[START OF INFORMATION PROVIDED]
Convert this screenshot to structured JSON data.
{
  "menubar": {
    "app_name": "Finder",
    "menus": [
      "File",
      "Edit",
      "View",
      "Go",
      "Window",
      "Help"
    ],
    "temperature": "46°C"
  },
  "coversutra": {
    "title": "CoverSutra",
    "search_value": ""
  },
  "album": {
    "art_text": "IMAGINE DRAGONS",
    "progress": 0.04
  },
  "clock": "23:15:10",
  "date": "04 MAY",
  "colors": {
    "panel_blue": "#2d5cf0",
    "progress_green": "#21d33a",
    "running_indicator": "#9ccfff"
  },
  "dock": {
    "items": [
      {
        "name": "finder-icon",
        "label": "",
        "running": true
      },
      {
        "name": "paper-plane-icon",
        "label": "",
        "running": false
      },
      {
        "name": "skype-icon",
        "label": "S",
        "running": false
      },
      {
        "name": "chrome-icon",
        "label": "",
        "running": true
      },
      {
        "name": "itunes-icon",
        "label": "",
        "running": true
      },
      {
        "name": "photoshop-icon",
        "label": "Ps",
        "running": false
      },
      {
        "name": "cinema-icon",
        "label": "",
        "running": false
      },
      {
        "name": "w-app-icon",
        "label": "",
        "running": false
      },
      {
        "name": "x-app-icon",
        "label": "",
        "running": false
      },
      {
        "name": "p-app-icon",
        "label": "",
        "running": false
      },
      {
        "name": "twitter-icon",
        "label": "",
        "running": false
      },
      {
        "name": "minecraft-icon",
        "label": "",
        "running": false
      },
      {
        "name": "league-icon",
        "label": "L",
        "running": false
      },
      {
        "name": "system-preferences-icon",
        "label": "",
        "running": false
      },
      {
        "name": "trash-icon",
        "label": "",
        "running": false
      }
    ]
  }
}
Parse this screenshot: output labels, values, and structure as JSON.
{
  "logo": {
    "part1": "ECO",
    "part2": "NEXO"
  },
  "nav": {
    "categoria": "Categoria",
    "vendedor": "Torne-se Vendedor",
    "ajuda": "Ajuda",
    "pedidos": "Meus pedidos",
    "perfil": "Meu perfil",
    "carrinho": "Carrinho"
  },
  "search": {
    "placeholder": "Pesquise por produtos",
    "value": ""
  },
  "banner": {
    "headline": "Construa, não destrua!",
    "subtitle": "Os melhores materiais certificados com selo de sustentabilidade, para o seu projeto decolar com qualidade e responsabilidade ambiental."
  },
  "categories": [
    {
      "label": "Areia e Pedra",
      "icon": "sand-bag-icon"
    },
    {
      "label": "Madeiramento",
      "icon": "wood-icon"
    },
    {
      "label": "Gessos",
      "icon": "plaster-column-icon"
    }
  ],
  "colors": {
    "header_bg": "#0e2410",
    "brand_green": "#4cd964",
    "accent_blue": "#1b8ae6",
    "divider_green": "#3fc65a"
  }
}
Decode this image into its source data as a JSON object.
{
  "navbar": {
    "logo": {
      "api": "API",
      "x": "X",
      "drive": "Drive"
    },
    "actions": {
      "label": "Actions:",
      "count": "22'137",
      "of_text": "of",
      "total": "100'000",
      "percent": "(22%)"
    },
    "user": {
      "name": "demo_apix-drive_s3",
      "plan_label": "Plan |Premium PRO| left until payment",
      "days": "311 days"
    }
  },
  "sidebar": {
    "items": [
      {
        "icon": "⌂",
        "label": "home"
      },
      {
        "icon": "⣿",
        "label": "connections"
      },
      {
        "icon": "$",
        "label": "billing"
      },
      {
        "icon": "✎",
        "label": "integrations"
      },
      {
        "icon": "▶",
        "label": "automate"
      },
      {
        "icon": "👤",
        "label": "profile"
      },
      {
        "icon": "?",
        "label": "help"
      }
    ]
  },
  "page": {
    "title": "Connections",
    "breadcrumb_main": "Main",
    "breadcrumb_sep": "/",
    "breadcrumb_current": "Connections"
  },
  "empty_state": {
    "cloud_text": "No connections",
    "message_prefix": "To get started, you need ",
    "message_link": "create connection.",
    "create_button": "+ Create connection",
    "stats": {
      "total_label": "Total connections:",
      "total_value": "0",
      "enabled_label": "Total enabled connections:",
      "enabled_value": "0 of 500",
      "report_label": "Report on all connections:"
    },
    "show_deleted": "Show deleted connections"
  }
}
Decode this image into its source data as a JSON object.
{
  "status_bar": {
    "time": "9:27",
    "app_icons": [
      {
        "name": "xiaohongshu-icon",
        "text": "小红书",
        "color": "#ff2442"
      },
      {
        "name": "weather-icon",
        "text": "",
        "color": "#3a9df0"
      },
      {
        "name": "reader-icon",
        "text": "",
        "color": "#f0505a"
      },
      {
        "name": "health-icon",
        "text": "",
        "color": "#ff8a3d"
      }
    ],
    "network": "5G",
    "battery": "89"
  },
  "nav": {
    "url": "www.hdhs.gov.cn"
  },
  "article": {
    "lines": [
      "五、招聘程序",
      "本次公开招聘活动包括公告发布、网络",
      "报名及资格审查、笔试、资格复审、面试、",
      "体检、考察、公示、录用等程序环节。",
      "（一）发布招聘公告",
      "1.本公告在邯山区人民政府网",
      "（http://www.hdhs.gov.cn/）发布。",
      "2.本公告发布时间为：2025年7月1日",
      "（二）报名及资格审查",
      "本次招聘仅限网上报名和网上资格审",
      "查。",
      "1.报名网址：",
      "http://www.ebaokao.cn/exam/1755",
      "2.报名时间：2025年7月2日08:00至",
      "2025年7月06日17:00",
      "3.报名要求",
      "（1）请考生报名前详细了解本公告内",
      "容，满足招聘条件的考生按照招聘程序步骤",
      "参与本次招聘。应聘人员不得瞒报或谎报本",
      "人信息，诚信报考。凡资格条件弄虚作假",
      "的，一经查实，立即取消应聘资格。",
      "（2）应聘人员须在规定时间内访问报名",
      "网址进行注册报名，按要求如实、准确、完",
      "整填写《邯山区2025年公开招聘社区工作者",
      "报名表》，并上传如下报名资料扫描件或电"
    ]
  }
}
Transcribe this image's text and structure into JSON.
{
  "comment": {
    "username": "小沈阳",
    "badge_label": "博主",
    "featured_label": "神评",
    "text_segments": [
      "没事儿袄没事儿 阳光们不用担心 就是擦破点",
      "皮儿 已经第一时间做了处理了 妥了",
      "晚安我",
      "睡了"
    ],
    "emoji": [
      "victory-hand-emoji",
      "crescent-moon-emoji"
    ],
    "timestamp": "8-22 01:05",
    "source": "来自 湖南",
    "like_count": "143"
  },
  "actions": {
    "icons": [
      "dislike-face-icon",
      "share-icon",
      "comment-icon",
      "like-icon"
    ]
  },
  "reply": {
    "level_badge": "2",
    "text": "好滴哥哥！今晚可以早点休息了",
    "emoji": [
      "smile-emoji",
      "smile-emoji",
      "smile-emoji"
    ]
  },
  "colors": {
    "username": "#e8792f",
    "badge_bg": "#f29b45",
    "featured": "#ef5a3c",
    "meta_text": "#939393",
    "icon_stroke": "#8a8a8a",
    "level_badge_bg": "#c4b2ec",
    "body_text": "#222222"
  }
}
[END OF INFORMATION PROVIDED]
### DIRECTIVE
Copy all of the data exactly.

### SOLUTION FOR THIS PROBLEM
Convert this screenshot to structured JSON data.
{
  "menubar": {
    "app_name": "Finder",
    "menus": [
      "File",
      "Edit",
      "View",
      "Go",
      "Window",
      "Help"
    ],
    "temperature": "46°C"
  },
  "coversutra": {
    "title": "CoverSutra",
    "search_value": ""
  },
  "album": {
    "art_text": "IMAGINE DRAGONS",
    "progress": 0.04
  },
  "clock": "23:15:10",
  "date": "04 MAY",
  "colors": {
    "panel_blue": "#2d5cf0",
    "progress_green": "#21d33a",
    "running_indicator": "#9ccfff"
  },
  "dock": {
    "items": [
      {
        "name": "finder-icon",
        "label": "",
        "running": true
      },
      {
        "name": "paper-plane-icon",
        "label": "",
        "running": false
      },
      {
        "name": "skype-icon",
        "label": "S",
        "running": false
      },
      {
        "name": "chrome-icon",
        "label": "",
        "running": true
      },
      {
        "name": "itunes-icon",
        "label": "",
        "running": true
      },
      {
        "name": "photoshop-icon",
        "label": "Ps",
        "running": false
      },
      {
        "name": "cinema-icon",
        "label": "",
        "running": false
      },
      {
        "name": "w-app-icon",
        "label": "",
        "running": false
      },
      {
        "name": "x-app-icon",
        "label": "",
        "running": false
      },
      {
        "name": "p-app-icon",
        "label": "",
        "running": false
      },
      {
        "name": "twitter-icon",
        "label": "",
        "running": false
      },
      {
        "name": "minecraft-icon",
        "label": "",
        "running": false
      },
      {
        "name": "league-icon",
        "label": "L",
        "running": false
      },
      {
        "name": "system-preferences-icon",
        "label": "",
        "running": false
      },
      {
        "name": "trash-icon",
        "label": "",
        "running": false
      }
    ]
  }
}
Parse this screenshot: output labels, values, and structure as JSON.
{
  "logo": {
    "part1": "ECO",
    "part2": "NEXO"
  },
  "nav": {
    "categoria": "Categoria",
    "vendedor": "Torne-se Vendedor",
    "ajuda": "Ajuda",
    "pedidos": "Meus pedidos",
    "perfil": "Meu perfil",
    "carrinho": "Carrinho"
  },
  "search": {
    "placeholder": "Pesquise por produtos",
    "value": ""
  },
  "banner": {
    "headline": "Construa, não destrua!",
    "subtitle": "Os melhores materiais certificados com selo de sustentabilidade, para o seu projeto decolar com qualidade e responsabilidade ambiental."
  },
  "categories": [
    {
      "label": "Areia e Pedra",
      "icon": "sand-bag-icon"
    },
    {
      "label": "Madeiramento",
      "icon": "wood-icon"
    },
    {
      "label": "Gessos",
      "icon": "plaster-column-icon"
    }
  ],
  "colors": {
    "header_bg": "#0e2410",
    "brand_green": "#4cd964",
    "accent_blue": "#1b8ae6",
    "divider_green": "#3fc65a"
  }
}
Decode this image into its source data as a JSON object.
{
  "navbar": {
    "logo": {
      "api": "API",
      "x": "X",
      "drive": "Drive"
    },
    "actions": {
      "label": "Actions:",
      "count": "22'137",
      "of_text": "of",
      "total": "100'000",
      "percent": "(22%)"
    },
    "user": {
      "name": "demo_apix-drive_s3",
      "plan_label": "Plan |Premium PRO| left until payment",
      "days": "311 days"
    }
  },
  "sidebar": {
    "items": [
      {
        "icon": "⌂",
        "label": "home"
      },
      {
        "icon": "⣿",
        "label": "connections"
      },
      {
        "icon": "$",
        "label": "billing"
      },
      {
        "icon": "✎",
        "label": "integrations"
      },
      {
        "icon": "▶",
        "label": "automate"
      },
      {
        "icon": "👤",
        "label": "profile"
      },
      {
        "icon": "?",
        "label": "help"
      }
    ]
  },
  "page": {
    "title": "Connections",
    "breadcrumb_main": "Main",
    "breadcrumb_sep": "/",
    "breadcrumb_current": "Connections"
  },
  "empty_state": {
    "cloud_text": "No connections",
    "message_prefix": "To get started, you need ",
    "message_link": "create connection.",
    "create_button": "+ Create connection",
    "stats": {
      "total_label": "Total connections:",
      "total_value": "0",
      "enabled_label": "Total enabled connections:",
      "enabled_value": "0 of 500",
      "report_label": "Report on all connections:"
    },
    "show_deleted": "Show deleted connections"
  }
}
Decode this image into its source data as a JSON object.
{
  "status_bar": {
    "time": "9:27",
    "app_icons": [
      {
        "name": "xiaohongshu-icon",
        "text": "小红书",
        "color": "#ff2442"
      },
      {
        "name": "weather-icon",
        "text": "",
        "color": "#3a9df0"
      },
      {
        "name": "reader-icon",
        "text": "",
        "color": "#f0505a"
      },
      {
        "name": "health-icon",
        "text": "",
        "color": "#ff8a3d"
      }
    ],
    "network": "5G",
    "battery": "89"
  },
  "nav": {
    "url": "www.hdhs.gov.cn"
  },
  "article": {
    "lines": [
      "五、招聘程序",
      "本次公开招聘活动包括公告发布、网络",
      "报名及资格审查、笔试、资格复审、面试、",
      "体检、考察、公示、录用等程序环节。",
      "（一）发布招聘公告",
      "1.本公告在邯山区人民政府网",
      "（http://www.hdhs.gov.cn/）发布。",
      "2.本公告发布时间为：2025年7月1日",
      "（二）报名及资格审查",
      "本次招聘仅限网上报名和网上资格审",
      "查。",
      "1.报名网址：",
      "http://www.ebaokao.cn/exam/1755",
      "2.报名时间：2025年7月2日08:00至",
      "2025年7月06日17:00",
      "3.报名要求",
      "（1）请考生报名前详细了解本公告内",
      "容，满足招聘条件的考生按照招聘程序步骤",
      "参与本次招聘。应聘人员不得瞒报或谎报本",
      "人信息，诚信报考。凡资格条件弄虚作假",
      "的，一经查实，立即取消应聘资格。",
      "（2）应聘人员须在规定时间内访问报名",
      "网址进行注册报名，按要求如实、准确、完",
      "整填写《邯山区2025年公开招聘社区工作者",
      "报名表》，并上传如下报名资料扫描件或电"
    ]
  }
}
Transcribe this image's text and structure into JSON.
{
  "comment": {
    "username": "小沈阳",
    "badge_label": "博主",
    "featured_label": "神评",
    "text_segments": [
      "没事儿袄没事儿 阳光们不用担心 就是擦破点",
      "皮儿 已经第一时间做了处理了 妥了",
      "晚安我",
      "睡了"
    ],
    "emoji": [
      "victory-hand-emoji",
      "crescent-moon-emoji"
    ],
    "timestamp": "8-22 01:05",
    "source": "来自 湖南",
    "like_count": "143"
  },
  "actions": {
    "icons": [
      "dislike-face-icon",
      "share-icon",
      "comment-icon",
      "like-icon"
    ]
  },
  "reply": {
    "level_badge": "2",
    "text": "好滴哥哥！今晚可以早点休息了",
    "emoji": [
      "smile-emoji",
      "smile-emoji",
      "smile-emoji"
    ]
  },
  "colors": {
    "username": "#e8792f",
    "badge_bg": "#f29b45",
    "featured": "#ef5a3c",
    "meta_text": "#939393",
    "icon_stroke": "#8a8a8a",
    "level_badge_bg": "#c4b2ec",
    "body_text": "#222222"
  }
}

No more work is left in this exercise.